### Instructions to follow
Leave out the pictures and copy the remaining records exactly.
--
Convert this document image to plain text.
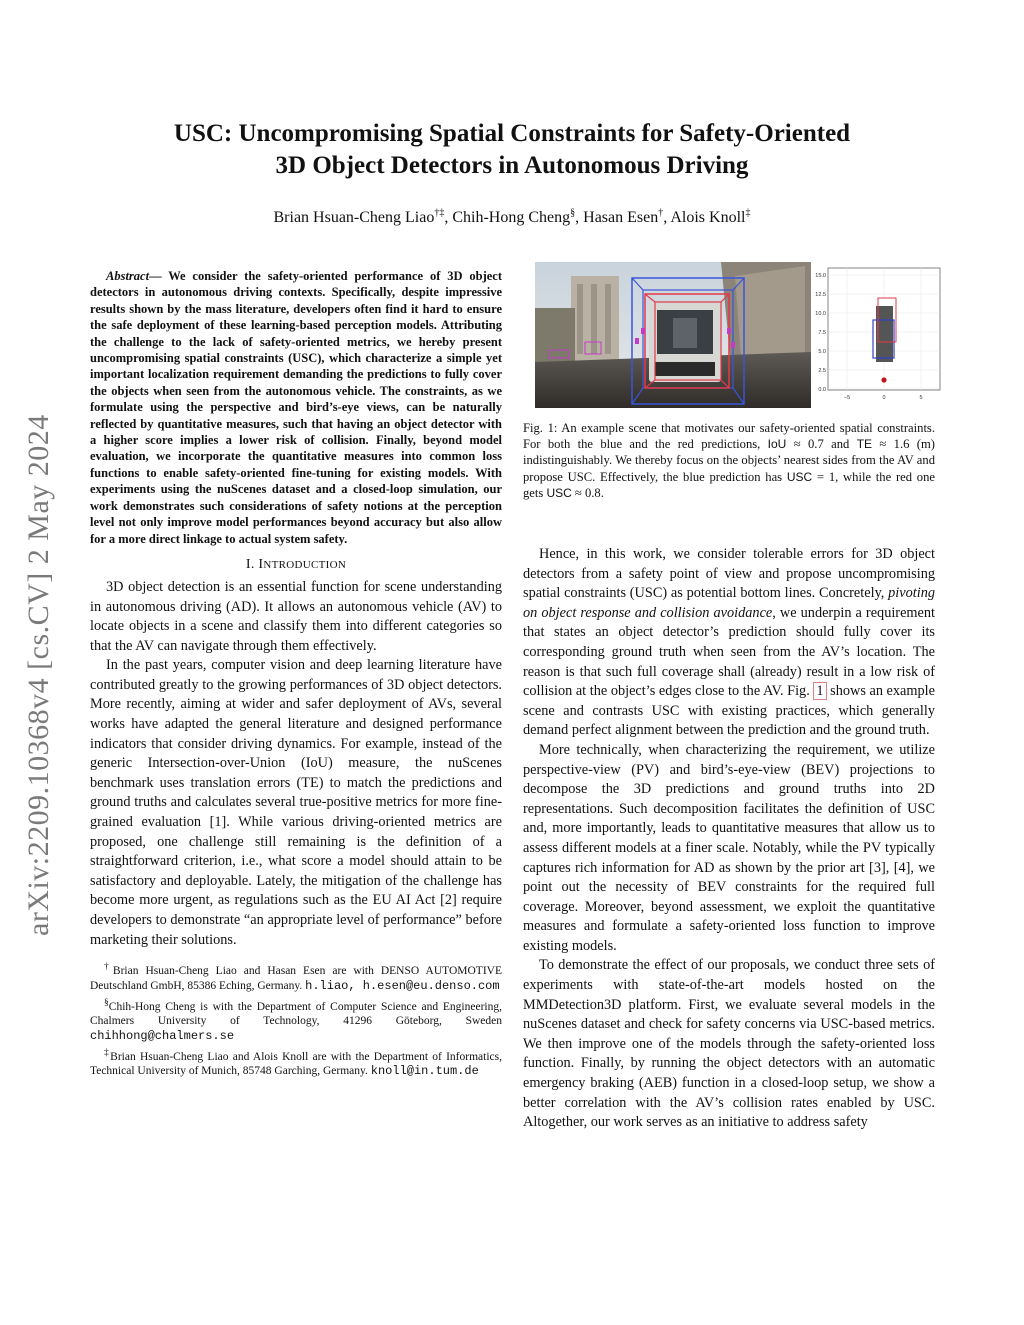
arXiv:2209.10368v4 [cs.CV] 2 May 2024
USC: Uncompromising Spatial Constraints for Safety-Oriented
3D Object Detectors in Autonomous Driving
Brian Hsuan-Cheng Liao†‡, Chih-Hong Cheng§, Hasan Esen†, Alois Knoll‡

Abstract— We consider the safety-oriented performance of 3D object detectors in autonomous driving contexts. Specifically, despite impressive results shown by the mass literature, developers often find it hard to ensure the safe deployment of these learning-based perception models. Attributing the challenge to the lack of safety-oriented metrics, we hereby present uncompromising spatial constraints (USC), which characterize a simple yet important localization requirement demanding the predictions to fully cover the objects when seen from the autonomous vehicle. The constraints, as we formulate using the perspective and bird’s-eye views, can be naturally reflected by quantitative measures, such that having an object detector with a higher score implies a lower risk of collision. Finally, beyond model evaluation, we incorporate the quantitative measures into common loss functions to enable safety-oriented fine-tuning for existing models. With experiments using the nuScenes dataset and a closed-loop simulation, our work demonstrates such considerations of safety notions at the perception level not only improve model performances beyond accuracy but also allow for a more direct linkage to actual system safety.

I. INTRODUCTION

3D object detection is an essential function for scene understanding in autonomous driving (AD). It allows an autonomous vehicle (AV) to locate objects in a scene and classify them into different categories so that the AV can navigate through them effectively.

In the past years, computer vision and deep learning literature have contributed greatly to the growing performances of 3D object detectors. More recently, aiming at wider and safer deployment of AVs, several works have adapted the general literature and designed performance indicators that consider driving dynamics. For example, instead of the generic Intersection-over-Union (IoU) measure, the nuScenes benchmark uses translation errors (TE) to match the predictions and ground truths and calculates several true-positive metrics for more fine-grained evaluation [1]. While various driving-oriented metrics are proposed, one challenge still remaining is the definition of a straightforward criterion, i.e., what score a model should attain to be satisfactory and deployable. Lately, the mitigation of the challenge has become more urgent, as regulations such as the EU AI Act [2] require developers to demonstrate “an appropriate level of performance” before marketing their solutions.

†Brian Hsuan-Cheng Liao and Hasan Esen are with DENSO AUTOMOTIVE Deutschland GmbH, 85386 Eching, Germany. h.liao, h.esen@eu.denso.com

§Chih-Hong Cheng is with the Department of Computer Science and Engineering, Chalmers University of Technology, 41296 Göteborg, Sweden chihhong@chalmers.se

‡Brian Hsuan-Cheng Liao and Alois Knoll are with the Department of Informatics, Technical University of Munich, 85748 Garching, Germany. knoll@in.tum.de

15.0
12.5
10.0
7.5
5.0
2.5
0.0
−5	0	5

Fig. 1: An example scene that motivates our safety-oriented spatial constraints. For both the blue and the red predictions, IoU ≈ 0.7 and TE ≈ 1.6 (m) indistinguishably. We thereby focus on the objects’ nearest sides from the AV and propose USC. Effectively, the blue prediction has USC = 1, while the red one gets USC ≈ 0.8.

Hence, in this work, we consider tolerable errors for 3D object detectors from a safety point of view and propose uncompromising spatial constraints (USC) as potential bottom lines. Concretely, pivoting on object response and collision avoidance, we underpin a requirement that states an object detector’s prediction should fully cover its corresponding ground truth when seen from the AV’s location. The reason is that such full coverage shall (already) result in a low risk of collision at the object’s edges close to the AV. Fig. 1 shows an example scene and contrasts USC with existing practices, which generally demand perfect alignment between the prediction and the ground truth.

More technically, when characterizing the requirement, we utilize perspective-view (PV) and bird’s-eye-view (BEV) projections to decompose the 3D predictions and ground truths into 2D representations. Such decomposition facilitates the definition of USC and, more importantly, leads to quantitative measures that allow us to assess different models at a finer scale. Notably, while the PV typically captures rich information for AD as shown by the prior art [3], [4], we point out the necessity of BEV constraints for the required full coverage. Moreover, beyond assessment, we exploit the quantitative measures and formulate a safety-oriented loss function to improve existing models.

To demonstrate the effect of our proposals, we conduct three sets of experiments with state-of-the-art models hosted on the MMDetection3D platform. First, we evaluate several models in the nuScenes dataset and check for safety concerns via USC-based metrics. We then improve one of the models through the safety-oriented loss function. Finally, by running the object detectors with an automatic emergency braking (AEB) function in a closed-loop setup, we show a better correlation with the AV’s collision rates enabled by USC. Altogether, our work serves as an initiative to address safety
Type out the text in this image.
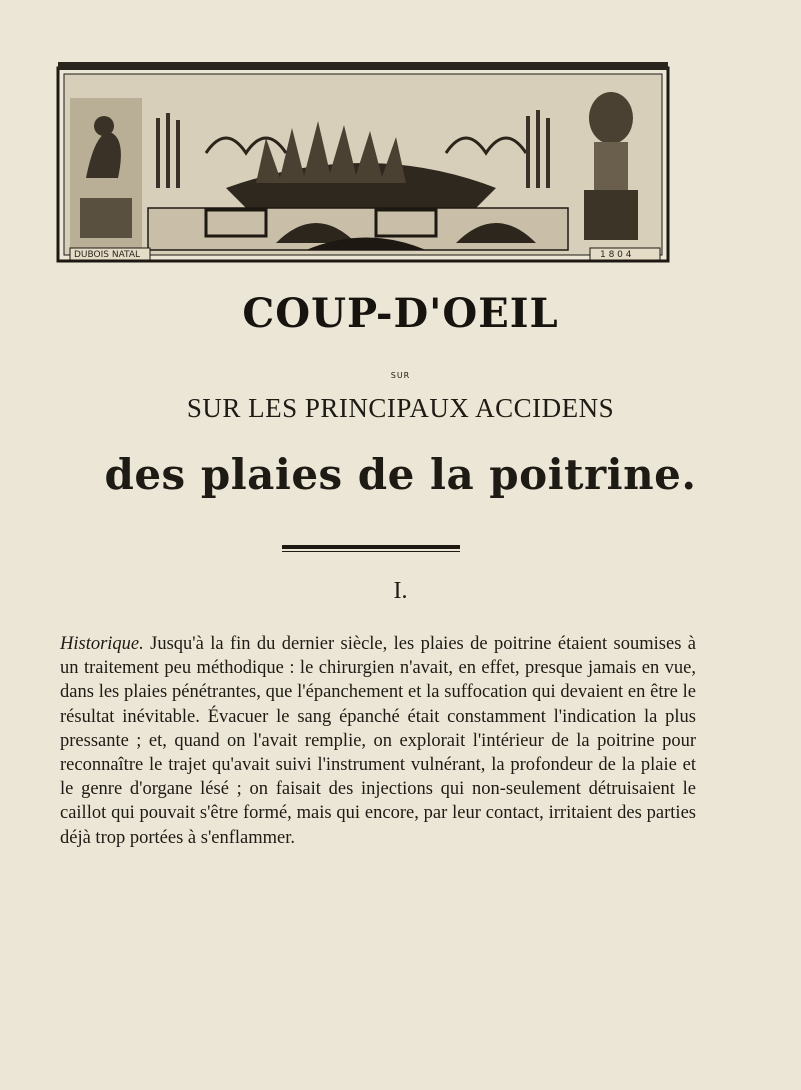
DUBOIS NATAL	1 8 0 4
COUP-D'OEIL
SUR
SUR LES PRINCIPAUX ACCIDENS
des plaies de la poitrine.
I.

Historique. Jusqu'à la fin du dernier siècle, les plaies de poitrine étaient soumises à un traitement peu méthodique : le chirurgien n'avait, en effet, presque jamais en vue, dans les plaies pénétrantes, que l'épanchement et la suffocation qui devaient en être le résultat inévitable. Évacuer le sang épanché était constamment l'indication la plus pressante ; et, quand on l'avait remplie, on explorait l'intérieur de la poitrine pour reconnaître le trajet qu'avait suivi l'instrument vulnérant, la profondeur de la plaie et le genre d'organe lésé ; on faisait des injections qui non-seulement détruisaient le caillot qui pouvait s'être formé, mais qui encore, par leur contact, irritaient des parties déjà trop portées à s'enflammer.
--
### Problem solution
Convert this document image to plain text.
arXiv:2209.10368v4 [cs.CV] 2 May 2024
USC: Uncompromising Spatial Constraints for Safety-Oriented
3D Object Detectors in Autonomous Driving
Brian Hsuan-Cheng Liao†‡, Chih-Hong Cheng§, Hasan Esen†, Alois Knoll‡

Abstract— We consider the safety-oriented performance of 3D object detectors in autonomous driving contexts. Specifically, despite impressive results shown by the mass literature, developers often find it hard to ensure the safe deployment of these learning-based perception models. Attributing the challenge to the lack of safety-oriented metrics, we hereby present uncompromising spatial constraints (USC), which characterize a simple yet important localization requirement demanding the predictions to fully cover the objects when seen from the autonomous vehicle. The constraints, as we formulate using the perspective and bird’s-eye views, can be naturally reflected by quantitative measures, such that having an object detector with a higher score implies a lower risk of collision. Finally, beyond model evaluation, we incorporate the quantitative measures into common loss functions to enable safety-oriented fine-tuning for existing models. With experiments using the nuScenes dataset and a closed-loop simulation, our work demonstrates such considerations of safety notions at the perception level not only improve model performances beyond accuracy but also allow for a more direct linkage to actual system safety.

I. INTRODUCTION

3D object detection is an essential function for scene understanding in autonomous driving (AD). It allows an autonomous vehicle (AV) to locate objects in a scene and classify them into different categories so that the AV can navigate through them effectively.

In the past years, computer vision and deep learning literature have contributed greatly to the growing performances of 3D object detectors. More recently, aiming at wider and safer deployment of AVs, several works have adapted the general literature and designed performance indicators that consider driving dynamics. For example, instead of the generic Intersection-over-Union (IoU) measure, the nuScenes benchmark uses translation errors (TE) to match the predictions and ground truths and calculates several true-positive metrics for more fine-grained evaluation [1]. While various driving-oriented metrics are proposed, one challenge still remaining is the definition of a straightforward criterion, i.e., what score a model should attain to be satisfactory and deployable. Lately, the mitigation of the challenge has become more urgent, as regulations such as the EU AI Act [2] require developers to demonstrate “an appropriate level of performance” before marketing their solutions.

†Brian Hsuan-Cheng Liao and Hasan Esen are with DENSO AUTOMOTIVE Deutschland GmbH, 85386 Eching, Germany. h.liao, h.esen@eu.denso.com

§Chih-Hong Cheng is with the Department of Computer Science and Engineering, Chalmers University of Technology, 41296 Göteborg, Sweden chihhong@chalmers.se

‡Brian Hsuan-Cheng Liao and Alois Knoll are with the Department of Informatics, Technical University of Munich, 85748 Garching, Germany. knoll@in.tum.de

15.0
12.5
10.0
7.5
5.0
2.5
0.0
−5	0	5

Fig. 1: An example scene that motivates our safety-oriented spatial constraints. For both the blue and the red predictions, IoU ≈ 0.7 and TE ≈ 1.6 (m) indistinguishably. We thereby focus on the objects’ nearest sides from the AV and propose USC. Effectively, the blue prediction has USC = 1, while the red one gets USC ≈ 0.8.

Hence, in this work, we consider tolerable errors for 3D object detectors from a safety point of view and propose uncompromising spatial constraints (USC) as potential bottom lines. Concretely, pivoting on object response and collision avoidance, we underpin a requirement that states an object detector’s prediction should fully cover its corresponding ground truth when seen from the AV’s location. The reason is that such full coverage shall (already) result in a low risk of collision at the object’s edges close to the AV. Fig. 1 shows an example scene and contrasts USC with existing practices, which generally demand perfect alignment between the prediction and the ground truth.

More technically, when characterizing the requirement, we utilize perspective-view (PV) and bird’s-eye-view (BEV) projections to decompose the 3D predictions and ground truths into 2D representations. Such decomposition facilitates the definition of USC and, more importantly, leads to quantitative measures that allow us to assess different models at a finer scale. Notably, while the PV typically captures rich information for AD as shown by the prior art [3], [4], we point out the necessity of BEV constraints for the required full coverage. Moreover, beyond assessment, we exploit the quantitative measures and formulate a safety-oriented loss function to improve existing models.

To demonstrate the effect of our proposals, we conduct three sets of experiments with state-of-the-art models hosted on the MMDetection3D platform. First, we evaluate several models in the nuScenes dataset and check for safety concerns via USC-based metrics. We then improve one of the models through the safety-oriented loss function. Finally, by running the object detectors with an automatic emergency braking (AEB) function in a closed-loop setup, we show a better correlation with the AV’s collision rates enabled by USC. Altogether, our work serves as an initiative to address safety
Type out the text in this image.
DUBOIS NATAL	1 8 0 4
COUP-D'OEIL
SUR
SUR LES PRINCIPAUX ACCIDENS
des plaies de la poitrine.
I.

Historique. Jusqu'à la fin du dernier siècle, les plaies de poitrine étaient soumises à un traitement peu méthodique : le chirurgien n'avait, en effet, presque jamais en vue, dans les plaies pénétrantes, que l'épanchement et la suffocation qui devaient en être le résultat inévitable. Évacuer le sang épanché était constamment l'indication la plus pressante ; et, quand on l'avait remplie, on explorait l'intérieur de la poitrine pour reconnaître le trajet qu'avait suivi l'instrument vulnérant, la profondeur de la plaie et le genre d'organe lésé ; on faisait des injections qui non-seulement détruisaient le caillot qui pouvait s'être formé, mais qui encore, par leur contact, irritaient des parties déjà trop portées à s'enflammer.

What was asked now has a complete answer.